Aim >> Identify the lines that contain the word "ressort" and copy each one.

Data section >>

— BEGIN —

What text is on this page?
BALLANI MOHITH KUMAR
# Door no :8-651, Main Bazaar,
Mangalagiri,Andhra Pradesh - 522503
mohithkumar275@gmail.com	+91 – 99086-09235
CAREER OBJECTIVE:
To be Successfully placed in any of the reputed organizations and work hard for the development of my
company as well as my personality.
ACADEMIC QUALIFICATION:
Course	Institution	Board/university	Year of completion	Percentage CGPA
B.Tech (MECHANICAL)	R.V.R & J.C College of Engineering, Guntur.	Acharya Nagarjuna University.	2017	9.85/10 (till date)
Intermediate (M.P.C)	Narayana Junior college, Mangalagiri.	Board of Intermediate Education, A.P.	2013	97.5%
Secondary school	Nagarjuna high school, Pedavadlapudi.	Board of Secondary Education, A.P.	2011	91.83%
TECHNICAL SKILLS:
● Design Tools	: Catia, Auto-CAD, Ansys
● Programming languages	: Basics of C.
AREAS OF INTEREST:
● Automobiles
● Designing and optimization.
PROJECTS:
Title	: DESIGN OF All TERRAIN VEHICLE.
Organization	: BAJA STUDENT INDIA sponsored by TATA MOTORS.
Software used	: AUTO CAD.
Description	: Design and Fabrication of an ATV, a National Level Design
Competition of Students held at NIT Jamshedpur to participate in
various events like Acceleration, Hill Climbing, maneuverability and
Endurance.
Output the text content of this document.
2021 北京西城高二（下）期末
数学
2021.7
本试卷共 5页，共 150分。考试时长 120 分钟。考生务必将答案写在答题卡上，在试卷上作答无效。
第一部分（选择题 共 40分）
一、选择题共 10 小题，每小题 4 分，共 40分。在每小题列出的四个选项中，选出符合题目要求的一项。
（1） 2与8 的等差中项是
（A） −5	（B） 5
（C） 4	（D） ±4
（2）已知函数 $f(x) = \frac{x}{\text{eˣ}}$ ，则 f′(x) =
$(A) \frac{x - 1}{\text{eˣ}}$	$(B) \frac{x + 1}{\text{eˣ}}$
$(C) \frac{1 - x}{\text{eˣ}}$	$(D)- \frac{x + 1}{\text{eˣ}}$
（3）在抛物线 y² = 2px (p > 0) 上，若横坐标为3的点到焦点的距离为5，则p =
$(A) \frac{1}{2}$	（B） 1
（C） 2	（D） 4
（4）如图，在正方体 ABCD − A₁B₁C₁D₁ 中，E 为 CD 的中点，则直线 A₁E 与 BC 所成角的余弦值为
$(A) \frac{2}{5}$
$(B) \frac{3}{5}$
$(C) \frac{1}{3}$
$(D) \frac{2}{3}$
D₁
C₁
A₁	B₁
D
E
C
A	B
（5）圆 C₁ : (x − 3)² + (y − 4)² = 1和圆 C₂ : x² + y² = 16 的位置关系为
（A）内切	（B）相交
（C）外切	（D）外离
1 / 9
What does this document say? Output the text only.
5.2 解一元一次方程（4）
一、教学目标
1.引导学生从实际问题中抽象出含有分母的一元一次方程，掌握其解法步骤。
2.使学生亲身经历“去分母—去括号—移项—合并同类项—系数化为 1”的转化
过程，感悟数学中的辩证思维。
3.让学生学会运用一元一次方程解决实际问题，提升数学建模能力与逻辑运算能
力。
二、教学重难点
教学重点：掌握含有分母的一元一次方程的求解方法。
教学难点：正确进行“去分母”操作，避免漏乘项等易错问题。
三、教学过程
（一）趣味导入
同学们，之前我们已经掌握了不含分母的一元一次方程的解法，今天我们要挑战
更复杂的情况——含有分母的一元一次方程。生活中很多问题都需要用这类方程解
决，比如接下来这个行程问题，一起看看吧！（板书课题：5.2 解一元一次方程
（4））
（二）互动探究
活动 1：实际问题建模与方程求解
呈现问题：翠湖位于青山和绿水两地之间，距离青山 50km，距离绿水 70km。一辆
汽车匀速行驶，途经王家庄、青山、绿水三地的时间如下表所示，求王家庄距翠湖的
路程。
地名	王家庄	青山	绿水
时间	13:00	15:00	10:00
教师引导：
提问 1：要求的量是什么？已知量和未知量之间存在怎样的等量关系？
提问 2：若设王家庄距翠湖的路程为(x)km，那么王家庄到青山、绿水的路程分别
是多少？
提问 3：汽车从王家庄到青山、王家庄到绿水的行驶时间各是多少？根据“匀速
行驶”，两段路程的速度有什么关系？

— END —
— BEGIN —

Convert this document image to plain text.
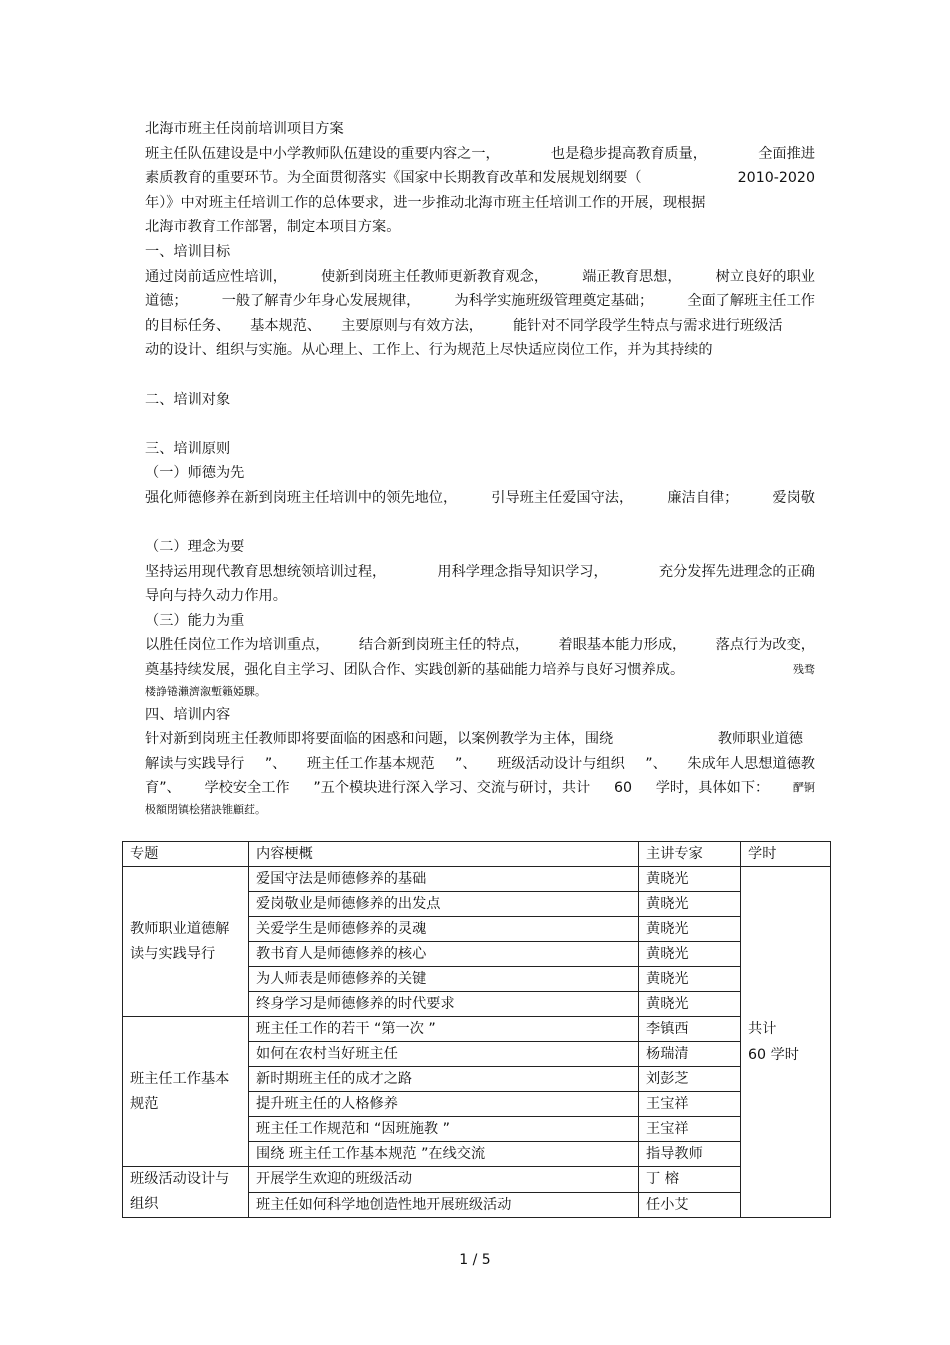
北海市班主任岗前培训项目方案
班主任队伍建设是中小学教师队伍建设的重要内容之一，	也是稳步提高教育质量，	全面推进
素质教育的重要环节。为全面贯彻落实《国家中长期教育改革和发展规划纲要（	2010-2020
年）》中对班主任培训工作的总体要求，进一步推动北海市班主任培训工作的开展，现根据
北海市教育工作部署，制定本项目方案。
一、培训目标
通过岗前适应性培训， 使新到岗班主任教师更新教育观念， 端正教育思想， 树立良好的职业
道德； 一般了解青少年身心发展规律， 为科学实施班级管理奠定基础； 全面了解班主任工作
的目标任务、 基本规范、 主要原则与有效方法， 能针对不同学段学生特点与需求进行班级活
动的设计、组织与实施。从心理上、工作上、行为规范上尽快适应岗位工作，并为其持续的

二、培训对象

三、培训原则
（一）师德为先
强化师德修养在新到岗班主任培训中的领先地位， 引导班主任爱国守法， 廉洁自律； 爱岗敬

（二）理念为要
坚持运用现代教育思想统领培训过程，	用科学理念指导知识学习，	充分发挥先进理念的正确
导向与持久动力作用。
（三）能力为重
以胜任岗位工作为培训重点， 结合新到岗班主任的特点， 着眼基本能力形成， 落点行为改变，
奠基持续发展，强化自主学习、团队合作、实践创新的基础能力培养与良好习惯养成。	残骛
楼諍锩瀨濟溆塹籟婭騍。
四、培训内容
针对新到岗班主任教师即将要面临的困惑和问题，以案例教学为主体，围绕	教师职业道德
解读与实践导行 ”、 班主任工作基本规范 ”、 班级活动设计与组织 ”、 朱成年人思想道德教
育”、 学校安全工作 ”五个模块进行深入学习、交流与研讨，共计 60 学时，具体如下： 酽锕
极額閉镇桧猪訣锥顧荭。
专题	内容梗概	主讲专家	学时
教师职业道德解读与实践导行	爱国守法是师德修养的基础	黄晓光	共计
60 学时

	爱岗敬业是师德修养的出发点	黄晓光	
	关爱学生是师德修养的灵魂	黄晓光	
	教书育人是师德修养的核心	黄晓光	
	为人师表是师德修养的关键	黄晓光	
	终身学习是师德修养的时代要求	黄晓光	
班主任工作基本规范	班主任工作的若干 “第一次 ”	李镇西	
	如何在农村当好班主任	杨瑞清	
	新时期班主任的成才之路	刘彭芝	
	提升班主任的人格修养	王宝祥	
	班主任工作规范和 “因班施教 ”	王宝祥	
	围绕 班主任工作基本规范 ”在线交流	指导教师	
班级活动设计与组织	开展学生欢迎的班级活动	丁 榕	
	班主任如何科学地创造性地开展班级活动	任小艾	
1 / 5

— END —
— BEGIN —

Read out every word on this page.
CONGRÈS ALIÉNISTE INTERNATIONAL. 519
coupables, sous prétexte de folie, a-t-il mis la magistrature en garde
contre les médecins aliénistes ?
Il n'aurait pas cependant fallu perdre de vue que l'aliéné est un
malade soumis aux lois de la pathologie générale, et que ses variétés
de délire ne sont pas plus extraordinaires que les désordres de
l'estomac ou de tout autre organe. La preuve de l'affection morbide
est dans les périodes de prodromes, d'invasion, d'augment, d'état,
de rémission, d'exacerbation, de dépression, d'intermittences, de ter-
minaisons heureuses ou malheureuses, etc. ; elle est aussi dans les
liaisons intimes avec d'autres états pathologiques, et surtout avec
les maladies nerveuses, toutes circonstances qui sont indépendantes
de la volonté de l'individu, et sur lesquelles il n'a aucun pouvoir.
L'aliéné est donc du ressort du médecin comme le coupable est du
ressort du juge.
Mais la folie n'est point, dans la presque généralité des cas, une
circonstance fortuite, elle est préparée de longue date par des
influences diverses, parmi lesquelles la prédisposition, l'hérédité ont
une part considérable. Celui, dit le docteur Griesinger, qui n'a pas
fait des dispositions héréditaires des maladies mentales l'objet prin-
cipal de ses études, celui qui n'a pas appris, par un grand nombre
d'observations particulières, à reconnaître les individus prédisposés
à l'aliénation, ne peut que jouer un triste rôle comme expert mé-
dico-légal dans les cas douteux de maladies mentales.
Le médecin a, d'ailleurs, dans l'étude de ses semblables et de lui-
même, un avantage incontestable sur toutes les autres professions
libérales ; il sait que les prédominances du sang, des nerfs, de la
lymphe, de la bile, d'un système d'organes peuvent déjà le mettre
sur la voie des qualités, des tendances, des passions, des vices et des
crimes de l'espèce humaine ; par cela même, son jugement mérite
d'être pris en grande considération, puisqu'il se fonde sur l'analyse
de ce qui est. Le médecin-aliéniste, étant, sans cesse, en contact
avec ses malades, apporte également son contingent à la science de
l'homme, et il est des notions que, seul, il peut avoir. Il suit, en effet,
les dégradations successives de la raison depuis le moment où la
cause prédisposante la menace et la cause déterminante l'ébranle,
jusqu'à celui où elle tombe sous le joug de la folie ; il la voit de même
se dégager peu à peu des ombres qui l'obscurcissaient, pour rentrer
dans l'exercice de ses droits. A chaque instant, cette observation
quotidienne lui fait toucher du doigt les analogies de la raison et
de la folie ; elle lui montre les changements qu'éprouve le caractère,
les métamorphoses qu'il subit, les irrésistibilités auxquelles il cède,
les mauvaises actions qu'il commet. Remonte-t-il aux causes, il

— END —

Expected answer >>
L'aliéné est donc du ressort du médecin comme le coupable est du
ressort du juge.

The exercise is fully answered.